Exercise instructions
List each line of the data in which the string "Percentage" appears.

=-=-=

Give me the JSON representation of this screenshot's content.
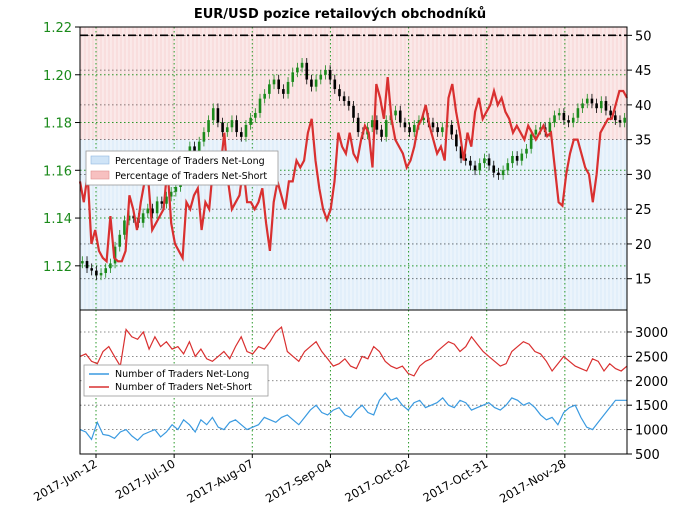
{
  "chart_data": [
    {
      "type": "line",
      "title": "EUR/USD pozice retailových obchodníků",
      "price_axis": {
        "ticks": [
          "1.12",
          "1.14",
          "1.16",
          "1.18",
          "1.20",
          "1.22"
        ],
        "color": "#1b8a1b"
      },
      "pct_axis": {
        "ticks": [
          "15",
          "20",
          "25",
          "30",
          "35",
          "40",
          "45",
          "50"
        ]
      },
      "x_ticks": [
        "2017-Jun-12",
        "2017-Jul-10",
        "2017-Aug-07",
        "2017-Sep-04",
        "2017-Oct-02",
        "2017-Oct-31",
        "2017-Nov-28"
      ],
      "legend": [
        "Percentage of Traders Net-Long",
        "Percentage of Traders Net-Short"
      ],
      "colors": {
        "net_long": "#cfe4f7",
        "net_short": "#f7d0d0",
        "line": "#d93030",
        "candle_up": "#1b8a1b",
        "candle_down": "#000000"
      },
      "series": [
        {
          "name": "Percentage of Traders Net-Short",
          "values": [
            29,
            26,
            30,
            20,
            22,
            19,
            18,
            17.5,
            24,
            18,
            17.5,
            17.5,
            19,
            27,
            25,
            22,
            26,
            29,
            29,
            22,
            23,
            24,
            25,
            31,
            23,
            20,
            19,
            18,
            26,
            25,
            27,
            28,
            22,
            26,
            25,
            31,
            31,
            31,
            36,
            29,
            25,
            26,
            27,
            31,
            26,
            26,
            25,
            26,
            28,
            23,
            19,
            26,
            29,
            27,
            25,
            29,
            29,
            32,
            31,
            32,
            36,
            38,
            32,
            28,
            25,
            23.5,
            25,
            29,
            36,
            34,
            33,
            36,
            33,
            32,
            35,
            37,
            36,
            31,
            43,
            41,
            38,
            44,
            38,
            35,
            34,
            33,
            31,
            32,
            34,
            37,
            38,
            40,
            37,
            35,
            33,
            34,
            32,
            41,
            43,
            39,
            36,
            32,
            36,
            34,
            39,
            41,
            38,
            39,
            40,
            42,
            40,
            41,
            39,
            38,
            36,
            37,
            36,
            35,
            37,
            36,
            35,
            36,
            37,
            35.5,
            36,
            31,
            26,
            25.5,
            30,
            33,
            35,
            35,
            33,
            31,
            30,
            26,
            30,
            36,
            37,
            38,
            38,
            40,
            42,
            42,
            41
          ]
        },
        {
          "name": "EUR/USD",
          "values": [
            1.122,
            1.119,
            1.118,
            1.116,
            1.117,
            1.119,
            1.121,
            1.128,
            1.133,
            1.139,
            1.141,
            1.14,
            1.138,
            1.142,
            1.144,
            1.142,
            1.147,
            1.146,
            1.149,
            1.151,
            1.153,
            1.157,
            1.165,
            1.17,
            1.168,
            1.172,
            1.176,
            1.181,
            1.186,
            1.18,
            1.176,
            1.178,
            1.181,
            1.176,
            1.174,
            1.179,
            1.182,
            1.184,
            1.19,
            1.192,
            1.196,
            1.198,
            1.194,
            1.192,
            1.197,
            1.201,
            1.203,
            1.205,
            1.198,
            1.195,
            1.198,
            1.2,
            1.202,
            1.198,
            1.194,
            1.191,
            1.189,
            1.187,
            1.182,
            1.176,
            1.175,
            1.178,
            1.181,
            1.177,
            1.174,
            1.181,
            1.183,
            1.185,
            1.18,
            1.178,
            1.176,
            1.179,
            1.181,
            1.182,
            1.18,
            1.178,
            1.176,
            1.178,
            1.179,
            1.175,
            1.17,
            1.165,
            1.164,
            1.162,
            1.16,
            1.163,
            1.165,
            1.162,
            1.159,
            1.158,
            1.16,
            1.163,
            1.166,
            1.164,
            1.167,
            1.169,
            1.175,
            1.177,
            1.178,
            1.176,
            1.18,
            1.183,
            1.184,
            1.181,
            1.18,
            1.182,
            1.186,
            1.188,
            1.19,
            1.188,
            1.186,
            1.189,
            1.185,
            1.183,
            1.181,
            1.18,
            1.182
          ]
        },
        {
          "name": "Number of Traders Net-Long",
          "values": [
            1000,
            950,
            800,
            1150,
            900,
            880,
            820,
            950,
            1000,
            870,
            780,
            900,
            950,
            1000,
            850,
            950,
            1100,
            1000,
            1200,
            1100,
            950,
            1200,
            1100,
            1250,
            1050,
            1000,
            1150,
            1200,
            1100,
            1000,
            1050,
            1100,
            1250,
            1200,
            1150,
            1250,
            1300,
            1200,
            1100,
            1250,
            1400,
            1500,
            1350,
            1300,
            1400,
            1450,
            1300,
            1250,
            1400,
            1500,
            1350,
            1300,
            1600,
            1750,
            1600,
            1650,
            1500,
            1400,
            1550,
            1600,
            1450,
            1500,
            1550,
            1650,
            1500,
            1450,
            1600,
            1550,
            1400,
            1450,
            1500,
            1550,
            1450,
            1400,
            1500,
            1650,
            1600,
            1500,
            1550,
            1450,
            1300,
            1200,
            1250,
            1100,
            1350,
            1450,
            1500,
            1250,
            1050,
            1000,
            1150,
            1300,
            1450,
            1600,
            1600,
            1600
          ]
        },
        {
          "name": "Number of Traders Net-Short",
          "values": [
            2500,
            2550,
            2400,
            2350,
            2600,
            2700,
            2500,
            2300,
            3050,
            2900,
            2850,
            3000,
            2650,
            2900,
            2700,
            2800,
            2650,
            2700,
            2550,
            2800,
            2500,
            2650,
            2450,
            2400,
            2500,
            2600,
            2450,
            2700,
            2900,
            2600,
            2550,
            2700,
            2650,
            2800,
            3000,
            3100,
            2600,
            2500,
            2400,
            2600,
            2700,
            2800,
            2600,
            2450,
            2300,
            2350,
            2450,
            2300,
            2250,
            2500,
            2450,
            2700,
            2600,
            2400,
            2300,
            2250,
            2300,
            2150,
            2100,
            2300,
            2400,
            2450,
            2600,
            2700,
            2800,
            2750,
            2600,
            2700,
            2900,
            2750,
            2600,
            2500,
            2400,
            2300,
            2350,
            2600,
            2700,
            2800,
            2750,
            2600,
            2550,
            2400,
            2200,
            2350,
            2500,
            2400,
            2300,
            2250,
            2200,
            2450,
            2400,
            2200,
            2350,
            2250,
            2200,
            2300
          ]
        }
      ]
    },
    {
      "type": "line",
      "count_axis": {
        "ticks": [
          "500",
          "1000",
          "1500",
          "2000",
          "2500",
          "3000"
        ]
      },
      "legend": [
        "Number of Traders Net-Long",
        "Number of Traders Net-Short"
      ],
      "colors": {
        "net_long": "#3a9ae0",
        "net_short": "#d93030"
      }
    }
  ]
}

=-=-=

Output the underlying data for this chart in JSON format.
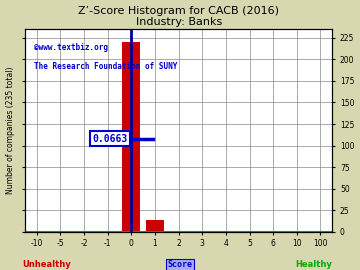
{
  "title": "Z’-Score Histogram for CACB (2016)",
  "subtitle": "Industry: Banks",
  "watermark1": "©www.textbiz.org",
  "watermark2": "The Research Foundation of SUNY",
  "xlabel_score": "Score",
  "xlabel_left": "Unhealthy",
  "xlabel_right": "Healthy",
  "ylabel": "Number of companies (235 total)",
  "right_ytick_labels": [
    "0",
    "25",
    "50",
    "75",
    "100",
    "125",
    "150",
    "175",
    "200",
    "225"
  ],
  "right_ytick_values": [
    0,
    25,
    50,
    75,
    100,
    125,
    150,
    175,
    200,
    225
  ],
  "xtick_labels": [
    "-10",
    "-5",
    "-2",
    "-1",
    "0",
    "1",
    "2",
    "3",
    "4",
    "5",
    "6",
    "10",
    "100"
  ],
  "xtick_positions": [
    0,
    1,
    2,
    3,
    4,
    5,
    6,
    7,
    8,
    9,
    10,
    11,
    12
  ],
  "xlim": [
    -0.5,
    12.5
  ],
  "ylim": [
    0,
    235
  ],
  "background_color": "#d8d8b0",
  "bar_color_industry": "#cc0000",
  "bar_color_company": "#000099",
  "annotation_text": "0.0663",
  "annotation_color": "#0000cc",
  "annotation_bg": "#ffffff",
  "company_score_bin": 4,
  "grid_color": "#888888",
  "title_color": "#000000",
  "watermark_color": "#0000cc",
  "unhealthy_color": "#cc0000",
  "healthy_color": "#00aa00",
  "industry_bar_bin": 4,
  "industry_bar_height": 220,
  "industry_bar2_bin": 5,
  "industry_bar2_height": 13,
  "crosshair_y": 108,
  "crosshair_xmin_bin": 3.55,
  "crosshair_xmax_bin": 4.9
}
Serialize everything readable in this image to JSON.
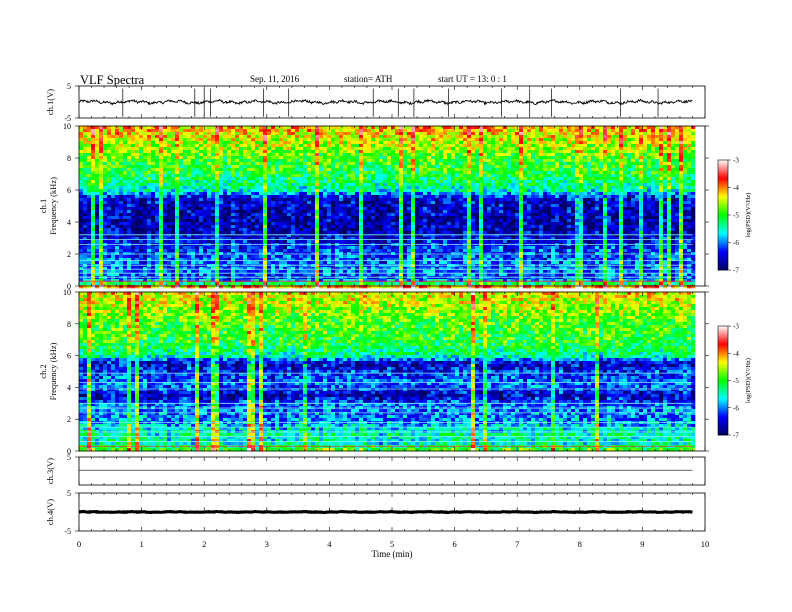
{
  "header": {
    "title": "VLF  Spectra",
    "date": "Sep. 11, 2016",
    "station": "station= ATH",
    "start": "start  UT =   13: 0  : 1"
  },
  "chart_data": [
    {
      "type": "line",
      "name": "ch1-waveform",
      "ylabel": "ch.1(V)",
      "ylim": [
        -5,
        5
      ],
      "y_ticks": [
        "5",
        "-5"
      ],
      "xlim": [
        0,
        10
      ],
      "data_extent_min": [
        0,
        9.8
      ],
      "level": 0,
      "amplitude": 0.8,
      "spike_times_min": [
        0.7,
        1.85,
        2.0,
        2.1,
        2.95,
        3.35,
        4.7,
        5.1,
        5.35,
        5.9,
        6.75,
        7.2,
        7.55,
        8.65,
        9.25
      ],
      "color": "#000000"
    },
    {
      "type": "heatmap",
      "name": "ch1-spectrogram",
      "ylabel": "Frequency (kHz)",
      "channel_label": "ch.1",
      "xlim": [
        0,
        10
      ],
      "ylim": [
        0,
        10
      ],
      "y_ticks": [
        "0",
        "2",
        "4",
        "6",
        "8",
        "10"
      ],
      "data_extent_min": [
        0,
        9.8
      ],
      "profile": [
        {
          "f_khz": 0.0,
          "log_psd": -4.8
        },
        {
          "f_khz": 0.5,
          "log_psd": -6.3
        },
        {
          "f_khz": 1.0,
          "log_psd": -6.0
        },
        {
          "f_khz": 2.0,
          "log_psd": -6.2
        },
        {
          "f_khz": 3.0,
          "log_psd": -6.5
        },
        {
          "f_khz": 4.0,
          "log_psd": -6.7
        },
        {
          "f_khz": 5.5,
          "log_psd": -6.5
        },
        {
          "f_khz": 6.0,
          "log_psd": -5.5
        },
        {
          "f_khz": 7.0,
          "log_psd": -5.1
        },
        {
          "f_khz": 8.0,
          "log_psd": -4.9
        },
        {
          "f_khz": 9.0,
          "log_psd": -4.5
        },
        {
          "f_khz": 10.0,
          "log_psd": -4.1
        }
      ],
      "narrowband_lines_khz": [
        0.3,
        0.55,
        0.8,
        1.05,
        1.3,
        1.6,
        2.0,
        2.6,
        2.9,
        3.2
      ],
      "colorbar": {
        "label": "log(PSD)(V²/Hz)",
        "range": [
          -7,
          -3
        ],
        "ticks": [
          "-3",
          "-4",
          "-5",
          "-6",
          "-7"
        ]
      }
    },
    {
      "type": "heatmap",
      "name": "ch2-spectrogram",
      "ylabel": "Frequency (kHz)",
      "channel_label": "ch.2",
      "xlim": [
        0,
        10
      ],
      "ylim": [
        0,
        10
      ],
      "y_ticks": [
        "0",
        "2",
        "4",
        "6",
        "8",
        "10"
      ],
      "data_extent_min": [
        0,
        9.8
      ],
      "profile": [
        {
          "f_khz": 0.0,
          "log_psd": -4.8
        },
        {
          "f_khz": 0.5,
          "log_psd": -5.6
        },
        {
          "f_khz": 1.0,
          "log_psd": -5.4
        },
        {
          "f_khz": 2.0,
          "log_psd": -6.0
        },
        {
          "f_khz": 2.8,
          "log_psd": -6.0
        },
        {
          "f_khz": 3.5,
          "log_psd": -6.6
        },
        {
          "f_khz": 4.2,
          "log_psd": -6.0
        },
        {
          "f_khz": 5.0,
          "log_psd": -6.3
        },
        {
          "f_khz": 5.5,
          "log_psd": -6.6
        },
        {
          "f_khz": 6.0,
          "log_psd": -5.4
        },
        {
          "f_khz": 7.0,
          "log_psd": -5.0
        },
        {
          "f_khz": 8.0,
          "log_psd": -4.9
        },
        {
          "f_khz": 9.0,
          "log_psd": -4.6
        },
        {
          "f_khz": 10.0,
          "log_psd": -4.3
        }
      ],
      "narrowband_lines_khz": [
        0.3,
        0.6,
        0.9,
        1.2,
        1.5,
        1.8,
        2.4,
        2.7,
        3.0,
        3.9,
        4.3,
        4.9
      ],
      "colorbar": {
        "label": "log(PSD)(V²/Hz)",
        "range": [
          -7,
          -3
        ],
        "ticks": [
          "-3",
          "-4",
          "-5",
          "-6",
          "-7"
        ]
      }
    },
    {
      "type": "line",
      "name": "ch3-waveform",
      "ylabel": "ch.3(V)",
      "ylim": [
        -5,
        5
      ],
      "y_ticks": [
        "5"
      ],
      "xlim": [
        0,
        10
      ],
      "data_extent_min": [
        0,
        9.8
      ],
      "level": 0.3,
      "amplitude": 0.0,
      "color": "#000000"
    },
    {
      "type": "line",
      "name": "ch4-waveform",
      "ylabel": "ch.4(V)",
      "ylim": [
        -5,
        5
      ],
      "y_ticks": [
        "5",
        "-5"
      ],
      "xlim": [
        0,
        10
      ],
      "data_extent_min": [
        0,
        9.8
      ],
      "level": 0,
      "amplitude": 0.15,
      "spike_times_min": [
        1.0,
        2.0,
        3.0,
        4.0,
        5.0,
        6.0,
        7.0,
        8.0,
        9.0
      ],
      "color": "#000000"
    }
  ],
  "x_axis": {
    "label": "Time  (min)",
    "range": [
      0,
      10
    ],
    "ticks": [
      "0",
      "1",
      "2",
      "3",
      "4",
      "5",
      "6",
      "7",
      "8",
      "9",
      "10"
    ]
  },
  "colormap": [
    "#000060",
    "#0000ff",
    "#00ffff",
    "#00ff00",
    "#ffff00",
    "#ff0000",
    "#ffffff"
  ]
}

=-=-=

Written solution
        "Percentage of Traders Net-Long",
        "Percentage of Traders Net-Short"
          "name": "Percentage of Traders Net-Short",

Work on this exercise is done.